### Problem
Single out each line with the word "false" and copy it.

^^^^

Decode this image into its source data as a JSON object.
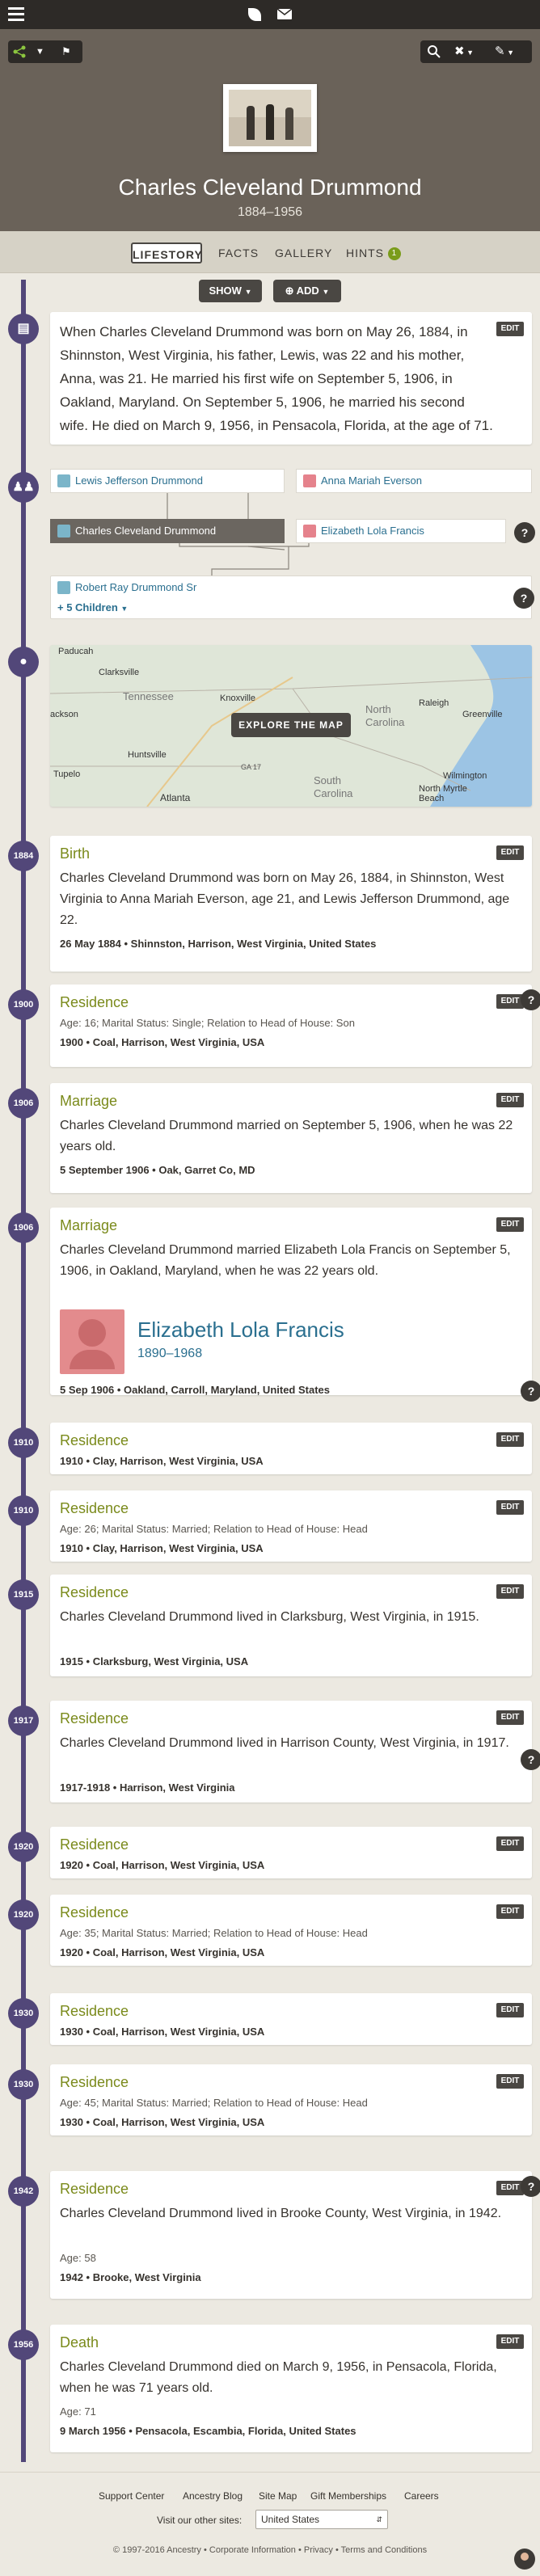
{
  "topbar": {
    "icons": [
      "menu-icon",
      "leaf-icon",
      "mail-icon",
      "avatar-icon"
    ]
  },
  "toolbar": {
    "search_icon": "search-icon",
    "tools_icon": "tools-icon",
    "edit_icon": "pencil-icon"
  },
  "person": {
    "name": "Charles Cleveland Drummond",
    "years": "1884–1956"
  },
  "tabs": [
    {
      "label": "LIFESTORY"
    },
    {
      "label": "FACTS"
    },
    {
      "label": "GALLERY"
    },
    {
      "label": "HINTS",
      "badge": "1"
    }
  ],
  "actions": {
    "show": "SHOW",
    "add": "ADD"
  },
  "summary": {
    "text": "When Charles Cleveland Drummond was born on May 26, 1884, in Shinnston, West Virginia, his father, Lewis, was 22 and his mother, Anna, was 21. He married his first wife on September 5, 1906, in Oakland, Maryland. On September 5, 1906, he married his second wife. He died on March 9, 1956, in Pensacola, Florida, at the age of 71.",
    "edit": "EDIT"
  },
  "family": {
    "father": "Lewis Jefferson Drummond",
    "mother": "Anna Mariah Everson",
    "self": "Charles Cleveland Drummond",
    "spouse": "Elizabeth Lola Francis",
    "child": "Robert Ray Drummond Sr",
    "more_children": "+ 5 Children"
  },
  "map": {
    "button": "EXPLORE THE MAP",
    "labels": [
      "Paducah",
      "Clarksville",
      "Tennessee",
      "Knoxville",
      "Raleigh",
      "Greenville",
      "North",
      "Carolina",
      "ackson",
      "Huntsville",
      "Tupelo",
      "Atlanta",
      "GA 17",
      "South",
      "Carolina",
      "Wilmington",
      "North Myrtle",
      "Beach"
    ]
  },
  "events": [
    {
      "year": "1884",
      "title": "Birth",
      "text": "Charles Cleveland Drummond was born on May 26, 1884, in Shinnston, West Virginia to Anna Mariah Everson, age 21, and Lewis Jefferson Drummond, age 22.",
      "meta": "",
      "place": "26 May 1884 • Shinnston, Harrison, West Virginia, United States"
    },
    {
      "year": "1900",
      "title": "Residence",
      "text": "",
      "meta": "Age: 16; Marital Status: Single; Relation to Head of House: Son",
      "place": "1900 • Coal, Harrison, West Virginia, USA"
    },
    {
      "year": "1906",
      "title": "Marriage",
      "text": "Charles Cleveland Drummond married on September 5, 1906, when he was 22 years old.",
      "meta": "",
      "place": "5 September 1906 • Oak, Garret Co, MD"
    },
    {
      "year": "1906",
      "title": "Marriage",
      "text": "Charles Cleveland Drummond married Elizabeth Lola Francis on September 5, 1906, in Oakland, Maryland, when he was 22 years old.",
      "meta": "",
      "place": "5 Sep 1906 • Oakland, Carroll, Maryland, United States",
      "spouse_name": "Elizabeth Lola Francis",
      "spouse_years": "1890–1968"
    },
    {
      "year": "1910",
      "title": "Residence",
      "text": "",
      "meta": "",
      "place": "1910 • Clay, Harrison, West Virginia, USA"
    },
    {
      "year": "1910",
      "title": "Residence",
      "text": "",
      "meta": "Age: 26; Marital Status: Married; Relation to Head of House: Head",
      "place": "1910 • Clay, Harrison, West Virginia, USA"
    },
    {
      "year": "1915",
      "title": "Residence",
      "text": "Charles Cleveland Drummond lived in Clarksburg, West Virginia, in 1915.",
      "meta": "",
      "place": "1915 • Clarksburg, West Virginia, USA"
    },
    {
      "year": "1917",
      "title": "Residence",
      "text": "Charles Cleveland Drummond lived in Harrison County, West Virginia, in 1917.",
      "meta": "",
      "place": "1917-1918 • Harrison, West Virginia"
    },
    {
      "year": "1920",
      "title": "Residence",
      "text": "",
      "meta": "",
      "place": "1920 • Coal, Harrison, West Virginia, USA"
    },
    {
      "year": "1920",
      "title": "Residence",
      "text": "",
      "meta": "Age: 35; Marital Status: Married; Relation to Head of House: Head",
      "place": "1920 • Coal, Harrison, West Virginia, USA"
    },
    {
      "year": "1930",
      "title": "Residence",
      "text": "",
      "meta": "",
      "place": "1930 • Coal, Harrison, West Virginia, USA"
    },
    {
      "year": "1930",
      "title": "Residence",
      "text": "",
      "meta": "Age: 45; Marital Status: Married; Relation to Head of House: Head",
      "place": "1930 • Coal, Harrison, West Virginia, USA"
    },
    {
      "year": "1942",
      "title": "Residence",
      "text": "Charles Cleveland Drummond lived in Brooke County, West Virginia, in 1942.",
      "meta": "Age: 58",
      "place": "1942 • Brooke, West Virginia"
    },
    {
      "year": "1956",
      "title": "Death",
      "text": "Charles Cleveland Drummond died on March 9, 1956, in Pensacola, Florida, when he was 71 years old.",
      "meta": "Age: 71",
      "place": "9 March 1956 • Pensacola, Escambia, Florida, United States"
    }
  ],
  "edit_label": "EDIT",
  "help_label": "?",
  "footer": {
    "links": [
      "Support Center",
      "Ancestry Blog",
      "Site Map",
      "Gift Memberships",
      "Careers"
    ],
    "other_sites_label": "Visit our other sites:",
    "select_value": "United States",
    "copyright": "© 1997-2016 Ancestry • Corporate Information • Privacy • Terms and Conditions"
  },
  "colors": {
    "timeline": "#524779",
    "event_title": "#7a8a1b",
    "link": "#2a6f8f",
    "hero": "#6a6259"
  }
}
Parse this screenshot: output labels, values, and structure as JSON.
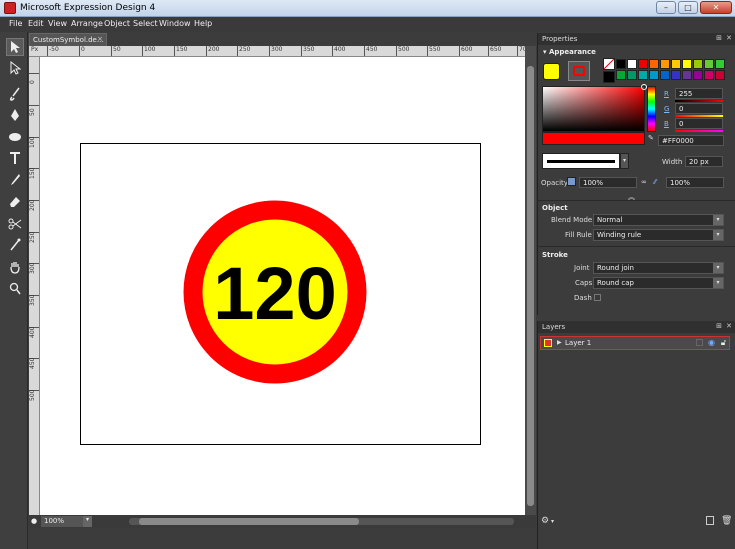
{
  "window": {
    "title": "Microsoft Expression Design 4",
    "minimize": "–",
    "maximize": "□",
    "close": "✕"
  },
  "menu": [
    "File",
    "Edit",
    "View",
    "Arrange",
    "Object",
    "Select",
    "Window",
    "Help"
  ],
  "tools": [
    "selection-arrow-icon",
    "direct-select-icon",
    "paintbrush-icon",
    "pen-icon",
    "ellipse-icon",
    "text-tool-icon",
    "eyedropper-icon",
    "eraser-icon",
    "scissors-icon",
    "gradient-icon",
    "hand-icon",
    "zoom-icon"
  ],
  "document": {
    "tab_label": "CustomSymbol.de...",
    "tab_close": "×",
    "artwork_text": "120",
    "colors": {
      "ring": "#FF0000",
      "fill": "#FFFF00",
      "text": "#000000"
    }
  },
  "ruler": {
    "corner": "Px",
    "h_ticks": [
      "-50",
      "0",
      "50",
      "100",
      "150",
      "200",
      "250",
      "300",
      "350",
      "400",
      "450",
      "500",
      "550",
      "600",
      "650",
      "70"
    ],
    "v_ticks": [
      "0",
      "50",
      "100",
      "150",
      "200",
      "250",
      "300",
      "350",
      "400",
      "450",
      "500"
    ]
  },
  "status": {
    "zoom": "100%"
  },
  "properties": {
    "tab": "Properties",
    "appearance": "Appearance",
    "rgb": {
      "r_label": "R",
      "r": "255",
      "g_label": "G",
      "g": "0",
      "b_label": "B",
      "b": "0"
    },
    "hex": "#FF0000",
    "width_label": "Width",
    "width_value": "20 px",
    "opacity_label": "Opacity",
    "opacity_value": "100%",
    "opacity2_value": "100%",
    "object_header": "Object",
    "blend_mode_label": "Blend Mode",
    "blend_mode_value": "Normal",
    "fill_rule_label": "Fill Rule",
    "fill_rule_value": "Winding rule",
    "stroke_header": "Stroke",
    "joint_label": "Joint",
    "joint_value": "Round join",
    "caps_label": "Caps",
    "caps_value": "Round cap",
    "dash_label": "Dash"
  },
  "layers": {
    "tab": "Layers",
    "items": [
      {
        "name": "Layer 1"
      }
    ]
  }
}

^^^^

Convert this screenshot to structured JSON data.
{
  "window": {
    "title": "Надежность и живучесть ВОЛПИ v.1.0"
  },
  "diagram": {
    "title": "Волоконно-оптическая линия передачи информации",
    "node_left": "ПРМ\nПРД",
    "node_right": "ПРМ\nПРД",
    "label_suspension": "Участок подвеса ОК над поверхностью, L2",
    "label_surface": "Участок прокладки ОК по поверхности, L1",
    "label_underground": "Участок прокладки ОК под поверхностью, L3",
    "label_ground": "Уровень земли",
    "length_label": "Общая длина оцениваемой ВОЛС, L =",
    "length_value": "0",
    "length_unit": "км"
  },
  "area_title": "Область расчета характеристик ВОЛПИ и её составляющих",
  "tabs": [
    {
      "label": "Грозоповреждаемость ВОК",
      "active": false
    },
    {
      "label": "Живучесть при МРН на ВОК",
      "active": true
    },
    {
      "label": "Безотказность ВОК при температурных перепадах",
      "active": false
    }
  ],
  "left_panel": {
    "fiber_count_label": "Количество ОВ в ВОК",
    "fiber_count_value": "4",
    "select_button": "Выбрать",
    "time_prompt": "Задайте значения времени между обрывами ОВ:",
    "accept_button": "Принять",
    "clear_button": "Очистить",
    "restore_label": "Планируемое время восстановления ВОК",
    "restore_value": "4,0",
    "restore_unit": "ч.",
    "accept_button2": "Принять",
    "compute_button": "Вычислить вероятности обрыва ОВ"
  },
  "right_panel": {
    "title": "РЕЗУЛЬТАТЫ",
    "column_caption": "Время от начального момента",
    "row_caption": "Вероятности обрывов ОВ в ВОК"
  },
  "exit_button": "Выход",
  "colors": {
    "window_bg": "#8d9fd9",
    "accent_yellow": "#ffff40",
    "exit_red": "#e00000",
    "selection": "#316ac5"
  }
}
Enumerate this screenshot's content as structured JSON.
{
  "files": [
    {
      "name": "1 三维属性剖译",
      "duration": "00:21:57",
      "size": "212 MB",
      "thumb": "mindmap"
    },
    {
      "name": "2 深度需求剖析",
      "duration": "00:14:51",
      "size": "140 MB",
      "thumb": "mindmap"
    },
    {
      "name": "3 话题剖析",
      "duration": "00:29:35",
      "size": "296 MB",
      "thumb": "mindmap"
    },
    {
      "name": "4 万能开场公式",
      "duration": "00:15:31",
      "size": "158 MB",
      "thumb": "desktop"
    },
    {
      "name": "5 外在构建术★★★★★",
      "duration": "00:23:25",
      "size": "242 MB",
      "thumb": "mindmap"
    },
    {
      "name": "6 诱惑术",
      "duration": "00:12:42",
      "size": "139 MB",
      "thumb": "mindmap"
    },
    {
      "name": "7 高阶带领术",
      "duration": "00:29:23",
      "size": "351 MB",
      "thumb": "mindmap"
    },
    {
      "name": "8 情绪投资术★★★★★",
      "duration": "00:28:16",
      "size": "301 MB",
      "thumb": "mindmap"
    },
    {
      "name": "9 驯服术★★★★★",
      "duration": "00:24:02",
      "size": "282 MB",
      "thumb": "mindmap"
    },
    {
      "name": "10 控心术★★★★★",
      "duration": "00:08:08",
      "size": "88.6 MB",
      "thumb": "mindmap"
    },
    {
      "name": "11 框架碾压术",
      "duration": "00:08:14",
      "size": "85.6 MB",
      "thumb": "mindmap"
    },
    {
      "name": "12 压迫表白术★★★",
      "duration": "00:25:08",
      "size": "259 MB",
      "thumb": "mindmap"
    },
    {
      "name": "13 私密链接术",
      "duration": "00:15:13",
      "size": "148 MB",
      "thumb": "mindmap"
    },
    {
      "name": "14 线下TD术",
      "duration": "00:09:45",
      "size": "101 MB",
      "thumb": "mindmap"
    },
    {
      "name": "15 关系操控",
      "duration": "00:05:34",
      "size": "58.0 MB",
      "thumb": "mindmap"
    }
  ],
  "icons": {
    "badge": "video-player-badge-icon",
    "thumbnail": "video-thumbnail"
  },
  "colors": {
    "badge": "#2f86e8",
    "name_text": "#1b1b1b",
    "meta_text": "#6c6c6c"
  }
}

^^^^

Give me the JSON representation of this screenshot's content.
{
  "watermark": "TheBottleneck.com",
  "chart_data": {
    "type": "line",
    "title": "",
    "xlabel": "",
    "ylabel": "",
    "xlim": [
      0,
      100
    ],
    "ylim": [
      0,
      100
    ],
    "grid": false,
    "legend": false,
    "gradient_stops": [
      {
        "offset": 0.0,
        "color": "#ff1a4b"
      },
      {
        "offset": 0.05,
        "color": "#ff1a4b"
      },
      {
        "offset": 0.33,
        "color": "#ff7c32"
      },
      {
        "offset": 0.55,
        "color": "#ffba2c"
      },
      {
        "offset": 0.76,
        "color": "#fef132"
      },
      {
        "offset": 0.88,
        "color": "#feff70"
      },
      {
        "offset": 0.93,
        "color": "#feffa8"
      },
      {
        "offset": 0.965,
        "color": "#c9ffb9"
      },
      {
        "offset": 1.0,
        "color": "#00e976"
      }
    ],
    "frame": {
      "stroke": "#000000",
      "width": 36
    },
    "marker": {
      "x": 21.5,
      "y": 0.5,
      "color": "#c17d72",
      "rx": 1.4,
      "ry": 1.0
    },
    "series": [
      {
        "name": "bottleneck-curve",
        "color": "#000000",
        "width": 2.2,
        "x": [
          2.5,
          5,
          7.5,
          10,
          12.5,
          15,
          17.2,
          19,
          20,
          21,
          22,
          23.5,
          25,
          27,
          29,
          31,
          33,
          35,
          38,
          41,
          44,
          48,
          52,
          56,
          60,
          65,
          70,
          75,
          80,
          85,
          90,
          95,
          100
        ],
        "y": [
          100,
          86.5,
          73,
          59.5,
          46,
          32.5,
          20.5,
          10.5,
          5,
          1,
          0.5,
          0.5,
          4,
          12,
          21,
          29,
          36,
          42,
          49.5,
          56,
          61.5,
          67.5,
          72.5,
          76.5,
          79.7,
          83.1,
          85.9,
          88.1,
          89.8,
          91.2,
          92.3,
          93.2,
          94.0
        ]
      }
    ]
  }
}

^^^^

### Response to this exercise
      "active": false
      "active": false
    "grid": false,
    "legend": false,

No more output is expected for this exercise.